**EXERCISE DIRECTIONS:** Find the lines with the string "text" and return them.

--- BEGIN ---

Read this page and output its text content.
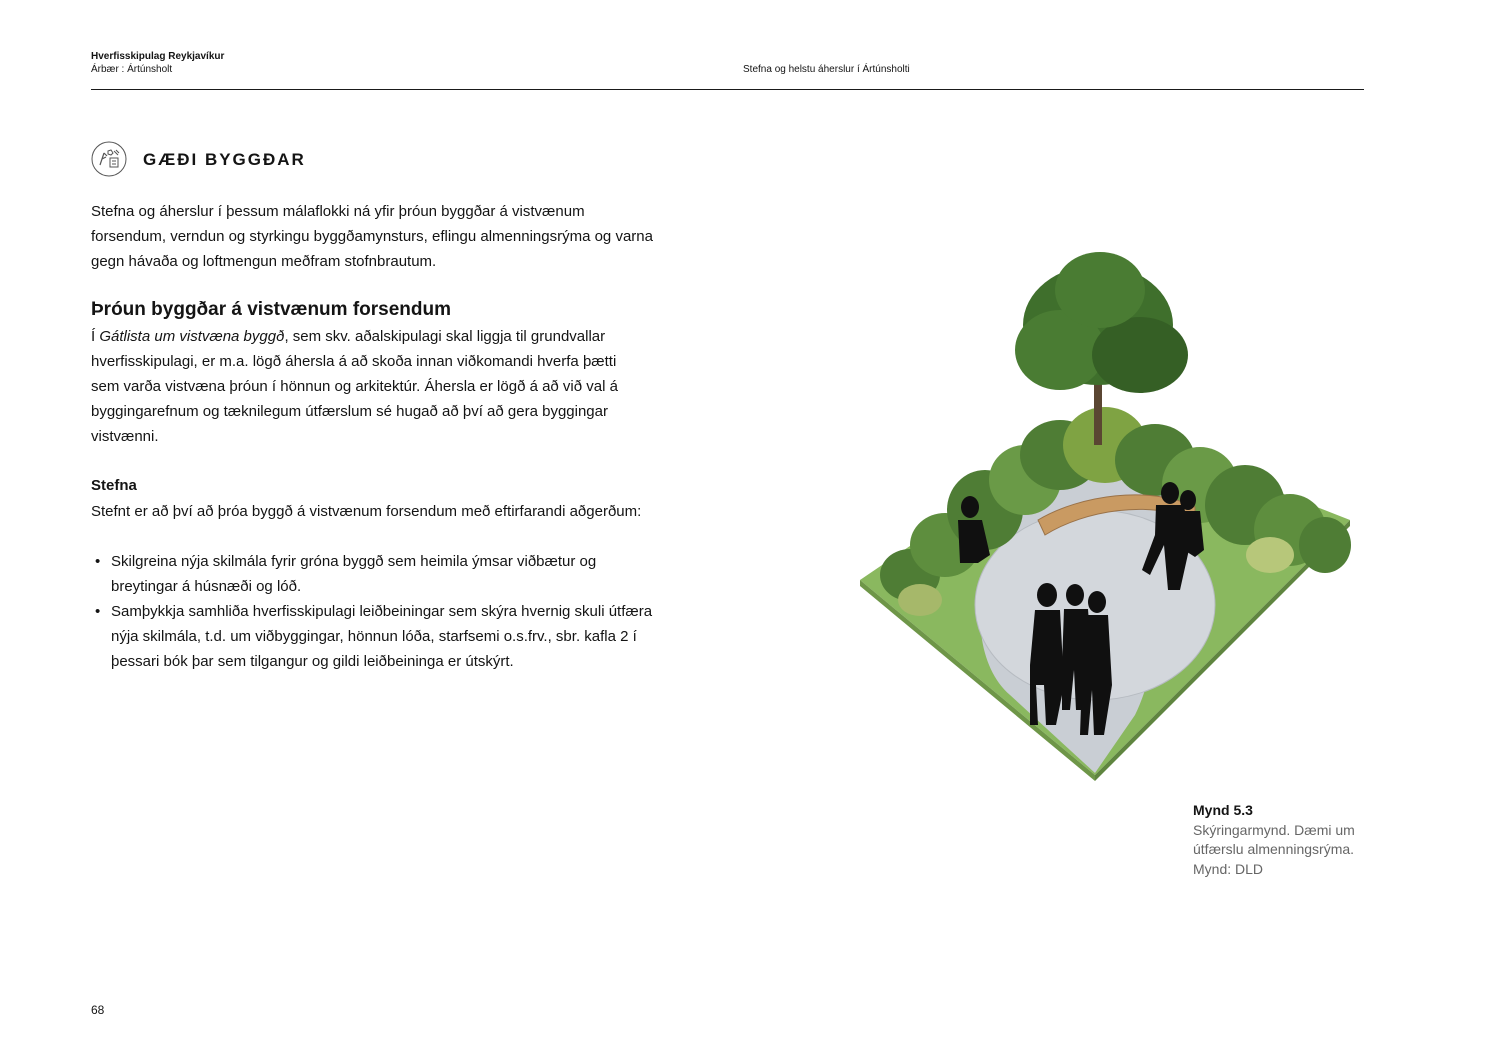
Hverfisskipulag Reykjavíkur
Árbær : Ártúnsholt	Stefna og helstu áherslur í Ártúnsholti
GÆÐI BYGGÐAR

Stefna og áherslur í þessum málaflokki ná yfir þróun byggðar á vistvænum
forsendum, verndun og styrkingu byggðamynsturs, eflingu almenningsrýma og varna
gegn hávaða og loftmengun meðfram stofnbrautum.

Þróun byggðar á vistvænum forsendum

Í Gátlista um vistvæna byggð, sem skv. aðalskipulagi skal liggja til grundvallar
hverfisskipulagi, er m.a. lögð áhersla á að skoða innan viðkomandi hverfa þætti
sem varða vistvæna þróun í hönnun og arkitektúr. Áhersla er lögð á að við val á
byggingarefnum og tæknilegum útfærslum sé hugað að því að gera byggingar
vistvænni.

Stefna

Stefnt er að því að þróa byggð á vistvænum forsendum með eftirfarandi aðgerðum:

• Skilgreina nýja skilmála fyrir gróna byggð sem heimila ýmsar viðbætur og
breytingar á húsnæði og lóð.
• Samþykkja samhliða hverfisskipulagi leiðbeiningar sem skýra hvernig skuli útfæra
nýja skilmála, t.d. um viðbyggingar, hönnun lóða, starfsemi o.s.frv., sbr. kafla 2 í
þessari bók þar sem tilgangur og gildi leiðbeininga er útskýrt.
Mynd 5.3
Skýringarmynd. Dæmi um
útfærslu almenningsrýma.
Mynd: DLD
68
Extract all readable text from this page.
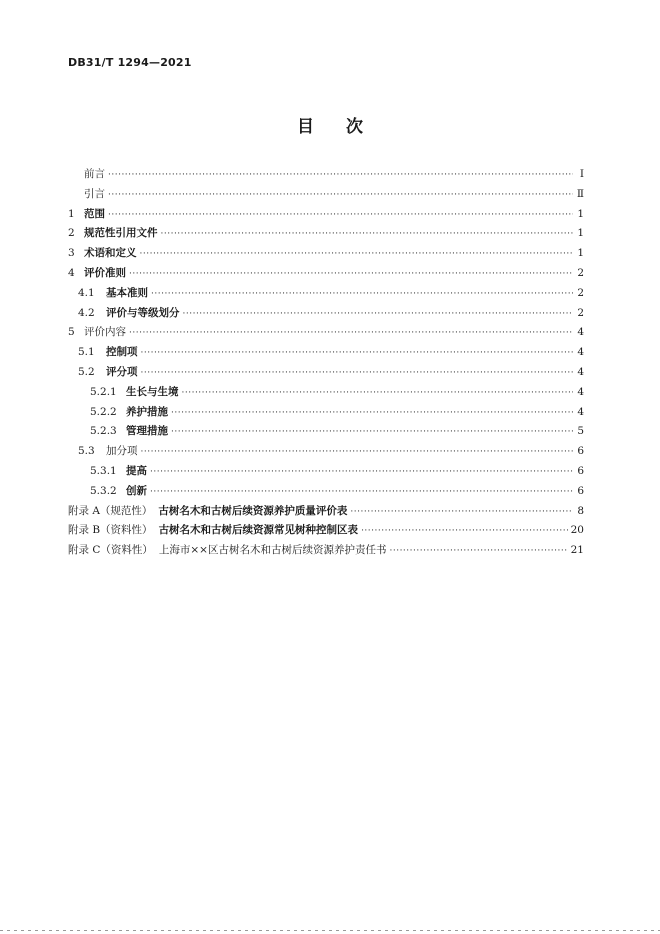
DB31/T 1294—2021
目 次
前言 ·····	Ⅰ
引言 ·····	Ⅱ
1 范围 ·····	1
2 规范性引用文件 ·····	1
3 术语和定义 ·····	1
4 评价准则 ·····	2
4.1	基本准则 ·····	2
4.2	评价与等级划分 ·····	2
5 评价内容 ·····	4
5.1	控制项 ·····	4
5.2	评分项 ·····	4
5.2.1 生长与生境 ·····	4
5.2.2 养护措施 ·····	4
5.2.3 管理措施 ·····	5
5.3	加分项 ·····	6
5.3.1 提高 ·····	6
5.3.2 创新 ·····	6
附录 A（规范性） 古树名木和古树后续资源养护质量评价表 ·····	8
附录 B（资料性） 古树名木和古树后续资源常见树种控制区表 ·····	20
附录 C（资料性） 上海市××区古树名木和古树后续资源养护责任书 ·····	21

--- END ---

**WRITTEN RESPONSE:**
Read this page and output its text content.
Extract all readable text from this page.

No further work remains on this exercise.